Records from a data collection

————————

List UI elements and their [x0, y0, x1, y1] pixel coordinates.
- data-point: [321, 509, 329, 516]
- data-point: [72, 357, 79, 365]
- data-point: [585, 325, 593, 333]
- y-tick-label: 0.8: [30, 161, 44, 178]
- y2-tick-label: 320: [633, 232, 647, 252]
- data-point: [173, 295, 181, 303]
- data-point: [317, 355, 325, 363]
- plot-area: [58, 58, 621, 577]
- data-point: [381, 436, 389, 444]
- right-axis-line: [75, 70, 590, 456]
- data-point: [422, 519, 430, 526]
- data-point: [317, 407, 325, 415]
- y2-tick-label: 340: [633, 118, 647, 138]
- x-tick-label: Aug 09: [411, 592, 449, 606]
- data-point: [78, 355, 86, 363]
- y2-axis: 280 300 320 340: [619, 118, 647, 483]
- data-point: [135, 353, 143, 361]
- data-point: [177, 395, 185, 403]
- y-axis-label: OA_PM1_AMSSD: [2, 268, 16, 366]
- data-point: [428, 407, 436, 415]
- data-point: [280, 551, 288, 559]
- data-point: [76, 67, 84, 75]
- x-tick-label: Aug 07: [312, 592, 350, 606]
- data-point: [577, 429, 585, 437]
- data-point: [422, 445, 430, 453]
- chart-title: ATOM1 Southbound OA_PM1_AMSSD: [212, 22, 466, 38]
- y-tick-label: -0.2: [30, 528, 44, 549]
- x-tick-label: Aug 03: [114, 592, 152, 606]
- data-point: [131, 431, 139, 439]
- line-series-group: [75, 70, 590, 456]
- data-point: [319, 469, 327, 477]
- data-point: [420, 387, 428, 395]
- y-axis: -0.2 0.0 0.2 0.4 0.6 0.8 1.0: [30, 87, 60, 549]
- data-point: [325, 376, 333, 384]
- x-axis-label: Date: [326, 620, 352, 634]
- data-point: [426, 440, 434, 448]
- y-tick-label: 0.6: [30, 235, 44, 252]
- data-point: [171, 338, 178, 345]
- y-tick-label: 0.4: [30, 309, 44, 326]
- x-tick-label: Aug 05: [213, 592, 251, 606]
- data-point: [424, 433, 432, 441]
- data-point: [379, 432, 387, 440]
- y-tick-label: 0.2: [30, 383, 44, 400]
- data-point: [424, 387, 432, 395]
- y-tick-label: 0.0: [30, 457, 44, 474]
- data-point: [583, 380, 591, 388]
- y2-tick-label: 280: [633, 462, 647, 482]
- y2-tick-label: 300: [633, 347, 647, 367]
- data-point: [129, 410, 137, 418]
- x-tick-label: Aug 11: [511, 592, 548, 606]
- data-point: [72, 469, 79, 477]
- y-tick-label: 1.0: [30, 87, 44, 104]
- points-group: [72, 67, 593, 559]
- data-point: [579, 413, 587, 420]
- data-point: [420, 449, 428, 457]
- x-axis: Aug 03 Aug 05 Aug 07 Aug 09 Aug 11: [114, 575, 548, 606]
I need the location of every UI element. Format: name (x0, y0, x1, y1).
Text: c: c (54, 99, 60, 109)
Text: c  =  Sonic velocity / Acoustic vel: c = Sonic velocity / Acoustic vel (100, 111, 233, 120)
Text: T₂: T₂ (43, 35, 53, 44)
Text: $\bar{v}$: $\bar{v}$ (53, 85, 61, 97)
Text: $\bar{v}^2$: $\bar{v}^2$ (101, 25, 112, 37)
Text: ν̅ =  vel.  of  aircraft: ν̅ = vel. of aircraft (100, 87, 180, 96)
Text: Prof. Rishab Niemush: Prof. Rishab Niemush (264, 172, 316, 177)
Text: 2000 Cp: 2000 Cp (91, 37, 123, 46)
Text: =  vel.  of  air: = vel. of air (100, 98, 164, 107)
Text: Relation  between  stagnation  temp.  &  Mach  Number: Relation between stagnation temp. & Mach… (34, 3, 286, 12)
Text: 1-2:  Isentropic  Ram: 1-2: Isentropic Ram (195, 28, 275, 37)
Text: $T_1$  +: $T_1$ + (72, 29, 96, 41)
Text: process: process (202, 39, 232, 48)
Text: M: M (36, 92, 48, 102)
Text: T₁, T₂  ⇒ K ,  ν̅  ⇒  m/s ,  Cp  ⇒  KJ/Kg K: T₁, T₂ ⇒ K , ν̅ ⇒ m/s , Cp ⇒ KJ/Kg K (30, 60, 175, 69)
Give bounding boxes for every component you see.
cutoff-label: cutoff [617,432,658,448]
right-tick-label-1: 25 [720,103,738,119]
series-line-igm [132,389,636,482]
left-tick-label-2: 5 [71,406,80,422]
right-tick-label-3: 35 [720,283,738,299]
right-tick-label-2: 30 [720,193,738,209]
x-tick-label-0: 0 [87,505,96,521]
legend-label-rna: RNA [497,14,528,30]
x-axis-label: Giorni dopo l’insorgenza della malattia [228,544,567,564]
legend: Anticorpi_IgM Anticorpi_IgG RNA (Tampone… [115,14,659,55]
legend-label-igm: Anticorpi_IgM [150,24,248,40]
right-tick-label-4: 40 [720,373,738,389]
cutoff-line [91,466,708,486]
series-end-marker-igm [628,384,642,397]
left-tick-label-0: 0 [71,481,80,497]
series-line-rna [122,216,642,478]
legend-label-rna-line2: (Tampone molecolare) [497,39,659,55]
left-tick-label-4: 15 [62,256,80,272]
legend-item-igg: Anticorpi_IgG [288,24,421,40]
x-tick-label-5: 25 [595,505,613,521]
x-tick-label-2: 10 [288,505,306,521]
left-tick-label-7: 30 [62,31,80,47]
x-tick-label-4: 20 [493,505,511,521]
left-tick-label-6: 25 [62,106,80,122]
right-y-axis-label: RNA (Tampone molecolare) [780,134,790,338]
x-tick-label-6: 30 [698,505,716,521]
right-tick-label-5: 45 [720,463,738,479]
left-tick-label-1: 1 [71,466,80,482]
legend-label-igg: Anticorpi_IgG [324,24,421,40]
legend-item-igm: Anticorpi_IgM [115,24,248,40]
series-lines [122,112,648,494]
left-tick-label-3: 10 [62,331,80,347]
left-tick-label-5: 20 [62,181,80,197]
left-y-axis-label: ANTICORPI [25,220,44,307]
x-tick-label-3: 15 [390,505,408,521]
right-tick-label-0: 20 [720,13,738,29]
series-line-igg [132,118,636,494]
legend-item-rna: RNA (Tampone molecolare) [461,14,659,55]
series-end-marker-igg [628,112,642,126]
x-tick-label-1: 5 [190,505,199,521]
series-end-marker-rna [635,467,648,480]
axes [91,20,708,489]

————————

**THE TASK:** Can you rewrite all the records above with every "data-point" replaced by "point-marker" and nothing else changed?

**SOLUTION TO THIS EXERCISE:**
List UI elements and their [x0, y0, x1, y1] pixel coordinates.
- point-marker: [321, 509, 329, 516]
- point-marker: [72, 357, 79, 365]
- point-marker: [585, 325, 593, 333]
- y-tick-label: 0.8: [30, 161, 44, 178]
- y2-tick-label: 320: [633, 232, 647, 252]
- point-marker: [173, 295, 181, 303]
- point-marker: [317, 355, 325, 363]
- plot-area: [58, 58, 621, 577]
- point-marker: [381, 436, 389, 444]
- right-axis-line: [75, 70, 590, 456]
- point-marker: [422, 519, 430, 526]
- point-marker: [317, 407, 325, 415]
- y2-tick-label: 340: [633, 118, 647, 138]
- x-tick-label: Aug 09: [411, 592, 449, 606]
- point-marker: [78, 355, 86, 363]
- y2-axis: 280 300 320 340: [619, 118, 647, 483]
- point-marker: [135, 353, 143, 361]
- point-marker: [177, 395, 185, 403]
- y-axis-label: OA_PM1_AMSSD: [2, 268, 16, 366]
- point-marker: [428, 407, 436, 415]
- point-marker: [280, 551, 288, 559]
- point-marker: [76, 67, 84, 75]
- x-tick-label: Aug 07: [312, 592, 350, 606]
- point-marker: [577, 429, 585, 437]
- point-marker: [422, 445, 430, 453]
- chart-title: ATOM1 Southbound OA_PM1_AMSSD: [212, 22, 466, 38]
- y-tick-label: -0.2: [30, 528, 44, 549]
- x-tick-label: Aug 03: [114, 592, 152, 606]
- point-marker: [131, 431, 139, 439]
- line-series-group: [75, 70, 590, 456]
- point-marker: [319, 469, 327, 477]
- point-marker: [420, 387, 428, 395]
- y-axis: -0.2 0.0 0.2 0.4 0.6 0.8 1.0: [30, 87, 60, 549]
- point-marker: [325, 376, 333, 384]
- x-axis-label: Date: [326, 620, 352, 634]
- point-marker: [426, 440, 434, 448]
- y-tick-label: 0.6: [30, 235, 44, 252]
- point-marker: [171, 338, 178, 345]
- y-tick-label: 0.4: [30, 309, 44, 326]
- x-tick-label: Aug 05: [213, 592, 251, 606]
- point-marker: [424, 433, 432, 441]
- point-marker: [379, 432, 387, 440]
- y-tick-label: 0.2: [30, 383, 44, 400]
- point-marker: [424, 387, 432, 395]
- y-tick-label: 0.0: [30, 457, 44, 474]
- point-marker: [583, 380, 591, 388]
- y2-tick-label: 280: [633, 462, 647, 482]
- y2-tick-label: 300: [633, 347, 647, 367]
- point-marker: [129, 410, 137, 418]
- x-tick-label: Aug 11: [511, 592, 548, 606]
- point-marker: [72, 469, 79, 477]
- y-tick-label: 1.0: [30, 87, 44, 104]
- points-group: [72, 67, 593, 559]
- point-marker: [579, 413, 587, 420]
- point-marker: [420, 449, 428, 457]
- x-axis: Aug 03 Aug 05 Aug 07 Aug 09 Aug 11: [114, 575, 548, 606]
I need the location of every UI element. Format: name (x0, y0, x1, y1).
Text: c: c (54, 99, 60, 109)
Text: c  =  Sonic velocity / Acoustic vel: c = Sonic velocity / Acoustic vel (100, 111, 233, 120)
Text: T₂: T₂ (43, 35, 53, 44)
Text: $\bar{v}$: $\bar{v}$ (53, 85, 61, 97)
Text: $\bar{v}^2$: $\bar{v}^2$ (101, 25, 112, 37)
Text: ν̅ =  vel.  of  aircraft: ν̅ = vel. of aircraft (100, 87, 180, 96)
Text: Prof. Rishab Niemush: Prof. Rishab Niemush (264, 172, 316, 177)
Text: 2000 Cp: 2000 Cp (91, 37, 123, 46)
Text: =  vel.  of  air: = vel. of air (100, 98, 164, 107)
Text: Relation  between  stagnation  temp.  &  Mach  Number: Relation between stagnation temp. & Mach… (34, 3, 286, 12)
Text: 1-2:  Isentropic  Ram: 1-2: Isentropic Ram (195, 28, 275, 37)
Text: $T_1$  +: $T_1$ + (72, 29, 96, 41)
Text: process: process (202, 39, 232, 48)
Text: M: M (36, 92, 48, 102)
Text: T₁, T₂  ⇒ K ,  ν̅  ⇒  m/s ,  Cp  ⇒  KJ/Kg K: T₁, T₂ ⇒ K , ν̅ ⇒ m/s , Cp ⇒ KJ/Kg K (30, 60, 175, 69)
Give bounding boxes for every component you see.
cutoff-label: cutoff [617,432,658,448]
right-tick-label-1: 25 [720,103,738,119]
series-line-igm [132,389,636,482]
left-tick-label-2: 5 [71,406,80,422]
right-tick-label-3: 35 [720,283,738,299]
right-tick-label-2: 30 [720,193,738,209]
x-tick-label-0: 0 [87,505,96,521]
legend-label-rna: RNA [497,14,528,30]
x-axis-label: Giorni dopo l’insorgenza della malattia [228,544,567,564]
legend: Anticorpi_IgM Anticorpi_IgG RNA (Tampone… [115,14,659,55]
legend-label-igm: Anticorpi_IgM [150,24,248,40]
right-tick-label-4: 40 [720,373,738,389]
cutoff-line [91,466,708,486]
series-end-marker-igm [628,384,642,397]
left-tick-label-0: 0 [71,481,80,497]
series-line-rna [122,216,642,478]
legend-label-rna-line2: (Tampone molecolare) [497,39,659,55]
left-tick-label-4: 15 [62,256,80,272]
legend-item-igg: Anticorpi_IgG [288,24,421,40]
x-tick-label-5: 25 [595,505,613,521]
x-tick-label-2: 10 [288,505,306,521]
left-tick-label-7: 30 [62,31,80,47]
x-tick-label-4: 20 [493,505,511,521]
left-tick-label-6: 25 [62,106,80,122]
right-y-axis-label: RNA (Tampone molecolare) [780,134,790,338]
x-tick-label-6: 30 [698,505,716,521]
right-tick-label-5: 45 [720,463,738,479]
left-tick-label-1: 1 [71,466,80,482]
legend-label-igg: Anticorpi_IgG [324,24,421,40]
legend-item-igm: Anticorpi_IgM [115,24,248,40]
series-lines [122,112,648,494]
left-tick-label-3: 10 [62,331,80,347]
left-tick-label-5: 20 [62,181,80,197]
left-y-axis-label: ANTICORPI [25,220,44,307]
x-tick-label-3: 15 [390,505,408,521]
right-tick-label-0: 20 [720,13,738,29]
series-line-igg [132,118,636,494]
legend-item-rna: RNA (Tampone molecolare) [461,14,659,55]
series-end-marker-igg [628,112,642,126]
x-tick-label-1: 5 [190,505,199,521]
series-end-marker-rna [635,467,648,480]
axes [91,20,708,489]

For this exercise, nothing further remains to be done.